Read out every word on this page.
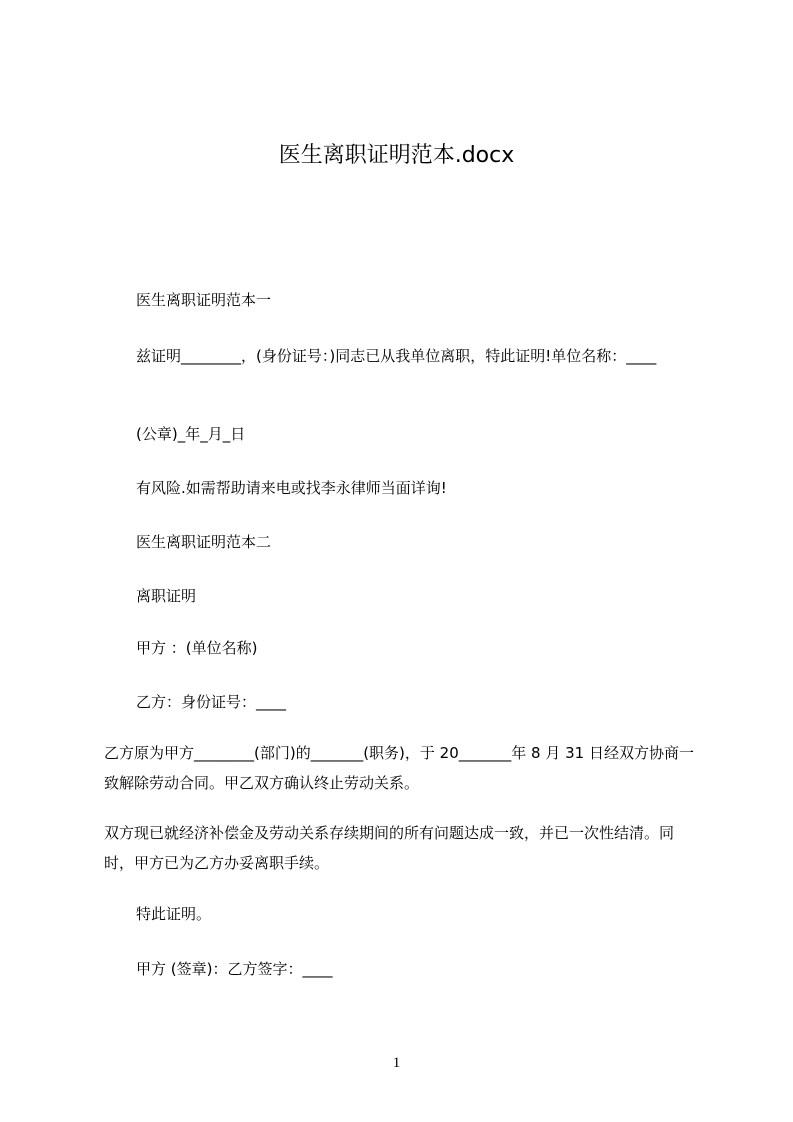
医生离职证明范本.docx
医生离职证明范本一
兹证明________，(身份证号：)同志已从我单位离职，特此证明!单位名称：____
(公章)_年_月_日
有风险.如需帮助请来电或找李永律师当面详询!
医生离职证明范本二
离职证明
甲方 ：(单位名称)
乙方：身份证号：____
乙方原为甲方________(部门)的_______(职务)，于 20_______年 8 月 31 日经双方协商一致解除劳动合同。甲乙双方确认终止劳动关系。
双方现已就经济补偿金及劳动关系存续期间的所有问题达成一致，并已一次性结清。同时，甲方已为乙方办妥离职手续。
特此证明。
甲方 (签章)：乙方签字：____
1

• • • • •

Give every record back exactly as it reads, with no images.

→ **Final result**
Read out every word on this page.
医生离职证明范本.docx
医生离职证明范本一
兹证明________，(身份证号：)同志已从我单位离职，特此证明!单位名称：____
(公章)_年_月_日
有风险.如需帮助请来电或找李永律师当面详询!
医生离职证明范本二
离职证明
甲方 ：(单位名称)
乙方：身份证号：____
乙方原为甲方________(部门)的_______(职务)，于 20_______年 8 月 31 日经双方协商一致解除劳动合同。甲乙双方确认终止劳动关系。
双方现已就经济补偿金及劳动关系存续期间的所有问题达成一致，并已一次性结清。同时，甲方已为乙方办妥离职手续。
特此证明。
甲方 (签章)：乙方签字：____
1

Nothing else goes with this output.